* **Stated task**
Every line of the listing must be reproduced as it stands. Leave the images behind.

Dataset records on visual material:
■ ■ ■ ■
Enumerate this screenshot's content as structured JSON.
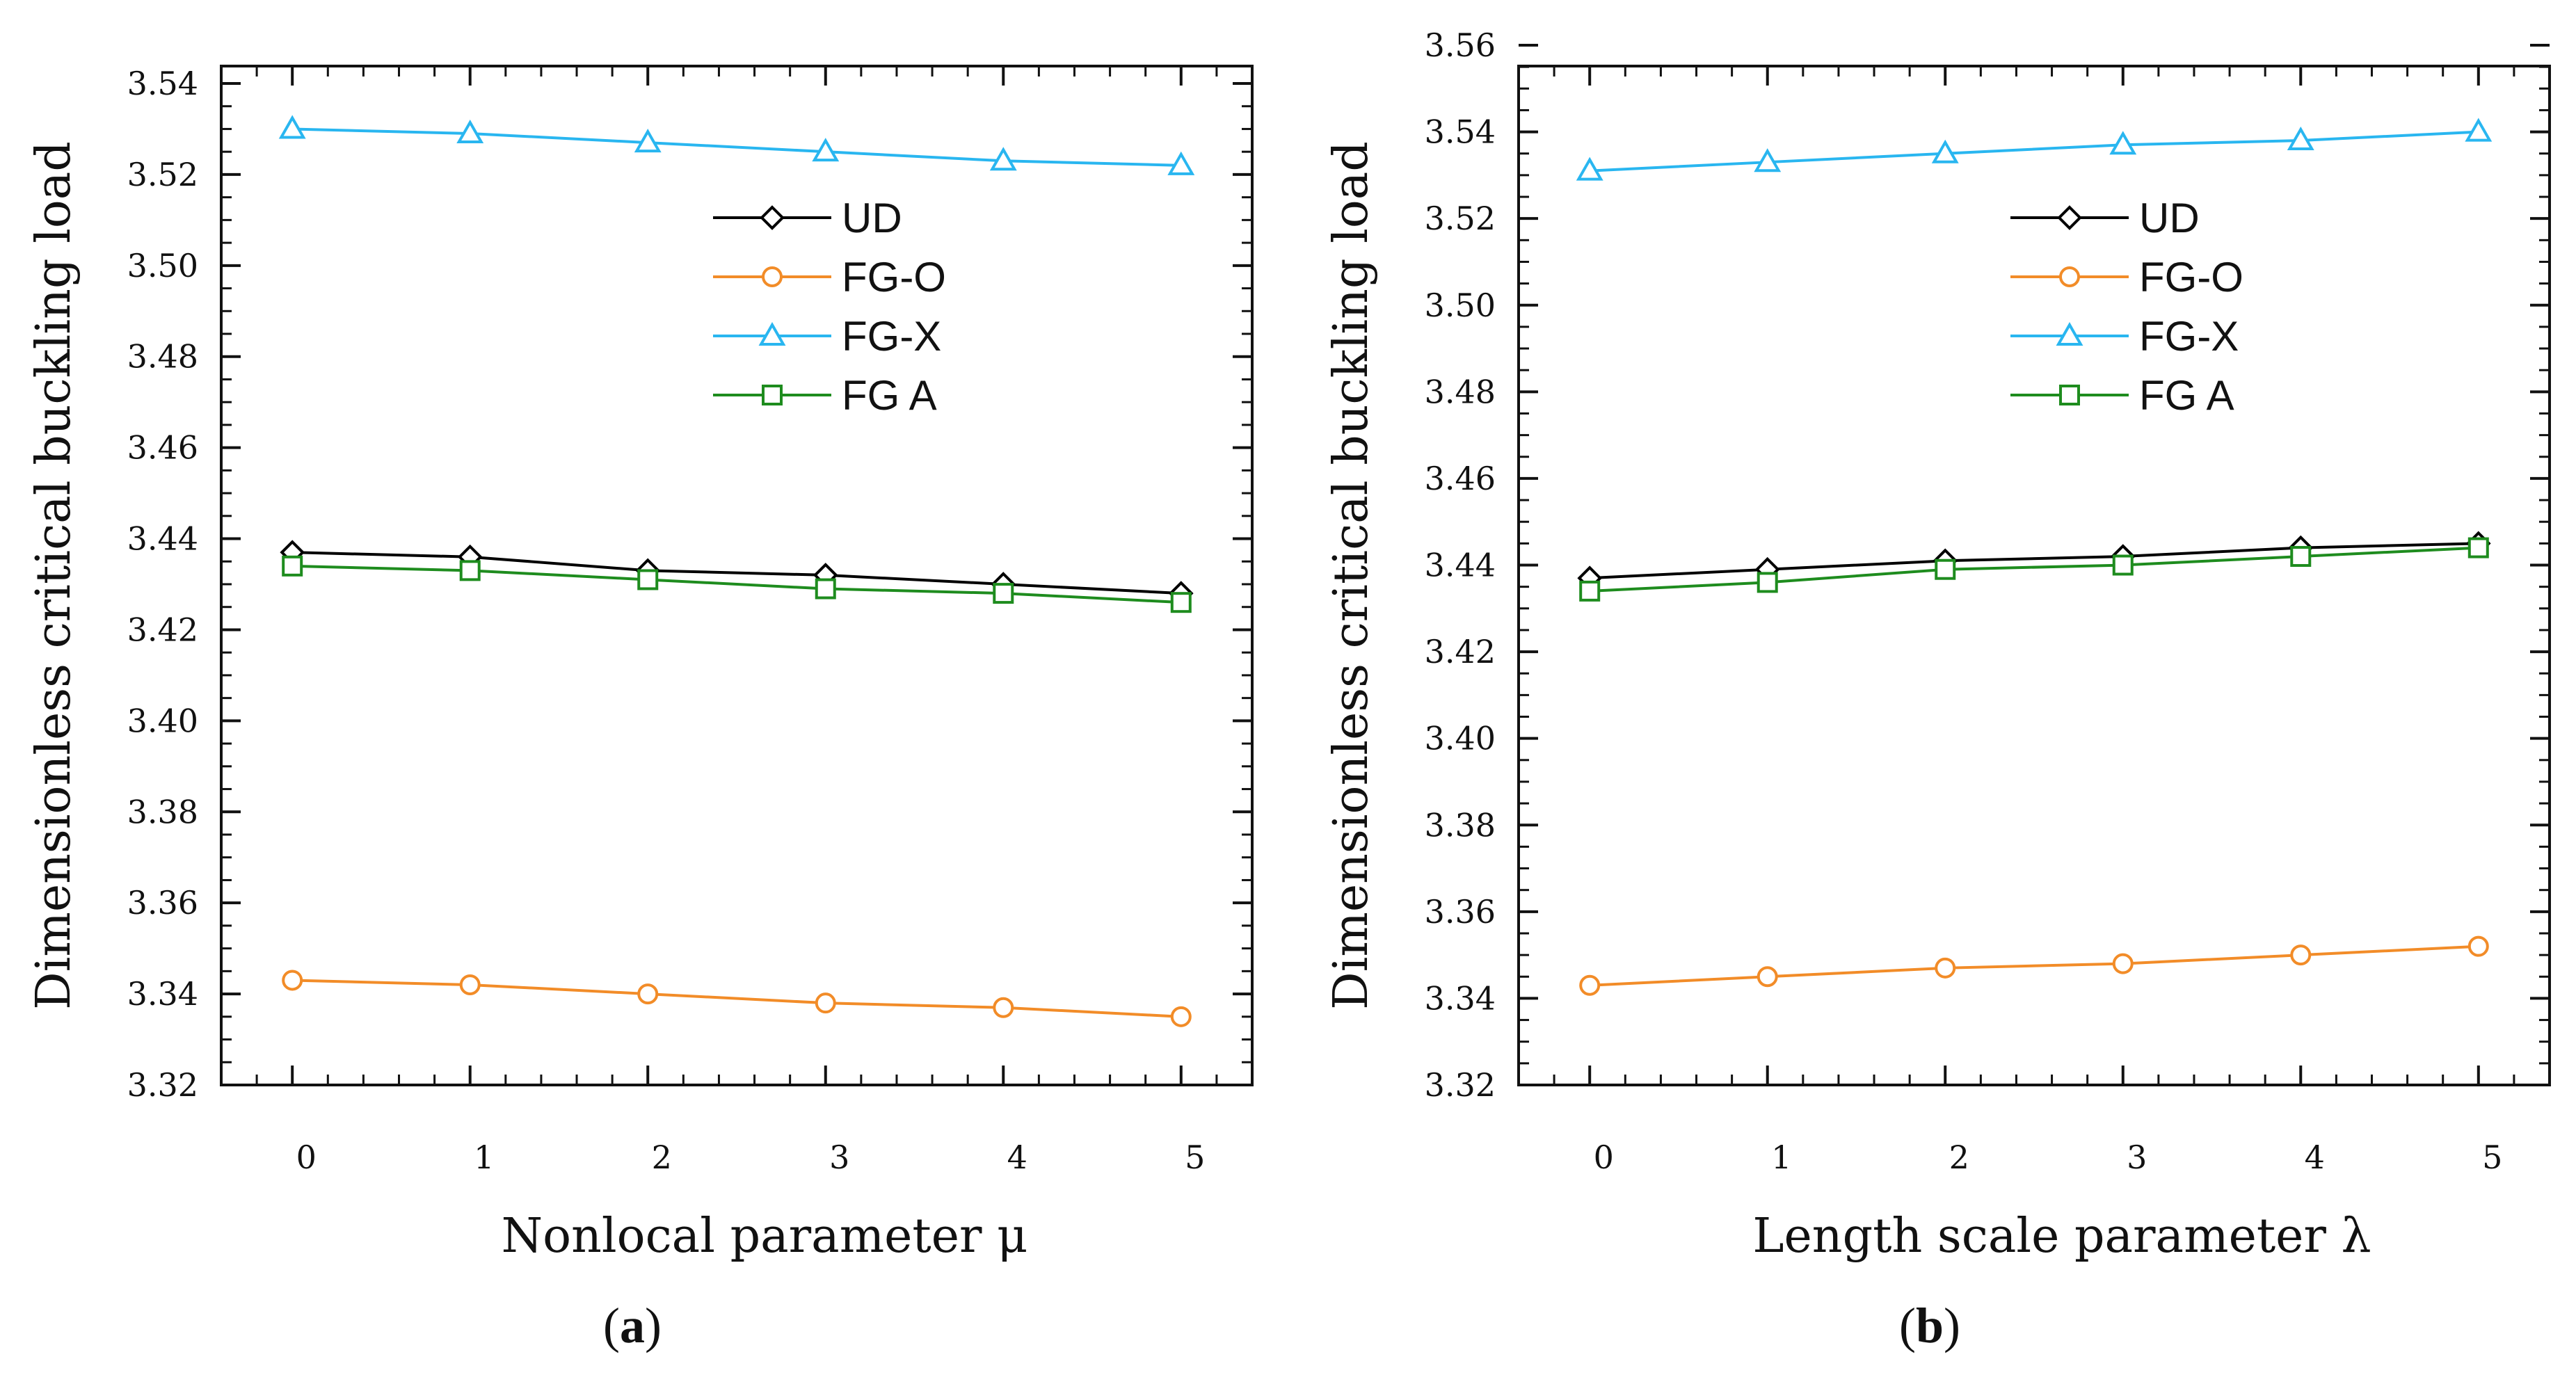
{
  "chart_data": [
    {
      "type": "line",
      "panel_label": "(a)",
      "panel_letter": "a",
      "xlabel": "Nonlocal parameter μ",
      "ylabel": "Dimensionless critical buckling load",
      "x": [
        0,
        1,
        2,
        3,
        4,
        5
      ],
      "xlim": [
        -0.4,
        5.4
      ],
      "ylim": [
        3.32,
        3.545
      ],
      "yticks": [
        "3.32",
        "3.34",
        "3.36",
        "3.38",
        "3.40",
        "3.42",
        "3.44",
        "3.46",
        "3.48",
        "3.50",
        "3.52",
        "3.54"
      ],
      "xticks": [
        "0",
        "1",
        "2",
        "3",
        "4",
        "5"
      ],
      "legend_position": "upper-middle",
      "series": [
        {
          "name": "UD",
          "color": "#000000",
          "marker": "diamond",
          "values": [
            3.437,
            3.436,
            3.433,
            3.432,
            3.43,
            3.428
          ]
        },
        {
          "name": "FG-O",
          "color": "#F28C28",
          "marker": "circle",
          "values": [
            3.343,
            3.342,
            3.34,
            3.338,
            3.337,
            3.335
          ]
        },
        {
          "name": "FG-X",
          "color": "#29B6F0",
          "marker": "triangle",
          "values": [
            3.53,
            3.529,
            3.527,
            3.525,
            3.523,
            3.522
          ]
        },
        {
          "name": "FG A",
          "color": "#1E8C1E",
          "marker": "square",
          "values": [
            3.434,
            3.433,
            3.431,
            3.429,
            3.428,
            3.426
          ]
        }
      ]
    },
    {
      "type": "line",
      "panel_label": "(b)",
      "panel_letter": "b",
      "xlabel": "Length scale parameter λ",
      "ylabel": "Dimensionless critical buckling load",
      "x": [
        0,
        1,
        2,
        3,
        4,
        5
      ],
      "xlim": [
        -0.4,
        5.4
      ],
      "ylim": [
        3.32,
        3.56
      ],
      "yticks": [
        "3.32",
        "3.34",
        "3.36",
        "3.38",
        "3.40",
        "3.42",
        "3.44",
        "3.46",
        "3.48",
        "3.50",
        "3.52",
        "3.54",
        "3.56"
      ],
      "xticks": [
        "0",
        "1",
        "2",
        "3",
        "4",
        "5"
      ],
      "legend_position": "upper-middle",
      "series": [
        {
          "name": "UD",
          "color": "#000000",
          "marker": "diamond",
          "values": [
            3.437,
            3.439,
            3.441,
            3.442,
            3.444,
            3.445
          ]
        },
        {
          "name": "FG-O",
          "color": "#F28C28",
          "marker": "circle",
          "values": [
            3.343,
            3.345,
            3.347,
            3.348,
            3.35,
            3.352
          ]
        },
        {
          "name": "FG-X",
          "color": "#29B6F0",
          "marker": "triangle",
          "values": [
            3.531,
            3.533,
            3.535,
            3.537,
            3.538,
            3.54
          ]
        },
        {
          "name": "FG A",
          "color": "#1E8C1E",
          "marker": "square",
          "values": [
            3.434,
            3.436,
            3.439,
            3.44,
            3.442,
            3.444
          ]
        }
      ]
    }
  ]
}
■ ■ ■ ■
* **Reply**
Enumerate this screenshot's content as structured JSON.
{
  "chart_data": [
    {
      "type": "line",
      "panel_label": "(a)",
      "panel_letter": "a",
      "xlabel": "Nonlocal parameter μ",
      "ylabel": "Dimensionless critical buckling load",
      "x": [
        0,
        1,
        2,
        3,
        4,
        5
      ],
      "xlim": [
        -0.4,
        5.4
      ],
      "ylim": [
        3.32,
        3.545
      ],
      "yticks": [
        "3.32",
        "3.34",
        "3.36",
        "3.38",
        "3.40",
        "3.42",
        "3.44",
        "3.46",
        "3.48",
        "3.50",
        "3.52",
        "3.54"
      ],
      "xticks": [
        "0",
        "1",
        "2",
        "3",
        "4",
        "5"
      ],
      "legend_position": "upper-middle",
      "series": [
        {
          "name": "UD",
          "color": "#000000",
          "marker": "diamond",
          "values": [
            3.437,
            3.436,
            3.433,
            3.432,
            3.43,
            3.428
          ]
        },
        {
          "name": "FG-O",
          "color": "#F28C28",
          "marker": "circle",
          "values": [
            3.343,
            3.342,
            3.34,
            3.338,
            3.337,
            3.335
          ]
        },
        {
          "name": "FG-X",
          "color": "#29B6F0",
          "marker": "triangle",
          "values": [
            3.53,
            3.529,
            3.527,
            3.525,
            3.523,
            3.522
          ]
        },
        {
          "name": "FG A",
          "color": "#1E8C1E",
          "marker": "square",
          "values": [
            3.434,
            3.433,
            3.431,
            3.429,
            3.428,
            3.426
          ]
        }
      ]
    },
    {
      "type": "line",
      "panel_label": "(b)",
      "panel_letter": "b",
      "xlabel": "Length scale parameter λ",
      "ylabel": "Dimensionless critical buckling load",
      "x": [
        0,
        1,
        2,
        3,
        4,
        5
      ],
      "xlim": [
        -0.4,
        5.4
      ],
      "ylim": [
        3.32,
        3.56
      ],
      "yticks": [
        "3.32",
        "3.34",
        "3.36",
        "3.38",
        "3.40",
        "3.42",
        "3.44",
        "3.46",
        "3.48",
        "3.50",
        "3.52",
        "3.54",
        "3.56"
      ],
      "xticks": [
        "0",
        "1",
        "2",
        "3",
        "4",
        "5"
      ],
      "legend_position": "upper-middle",
      "series": [
        {
          "name": "UD",
          "color": "#000000",
          "marker": "diamond",
          "values": [
            3.437,
            3.439,
            3.441,
            3.442,
            3.444,
            3.445
          ]
        },
        {
          "name": "FG-O",
          "color": "#F28C28",
          "marker": "circle",
          "values": [
            3.343,
            3.345,
            3.347,
            3.348,
            3.35,
            3.352
          ]
        },
        {
          "name": "FG-X",
          "color": "#29B6F0",
          "marker": "triangle",
          "values": [
            3.531,
            3.533,
            3.535,
            3.537,
            3.538,
            3.54
          ]
        },
        {
          "name": "FG A",
          "color": "#1E8C1E",
          "marker": "square",
          "values": [
            3.434,
            3.436,
            3.439,
            3.44,
            3.442,
            3.444
          ]
        }
      ]
    }
  ]
}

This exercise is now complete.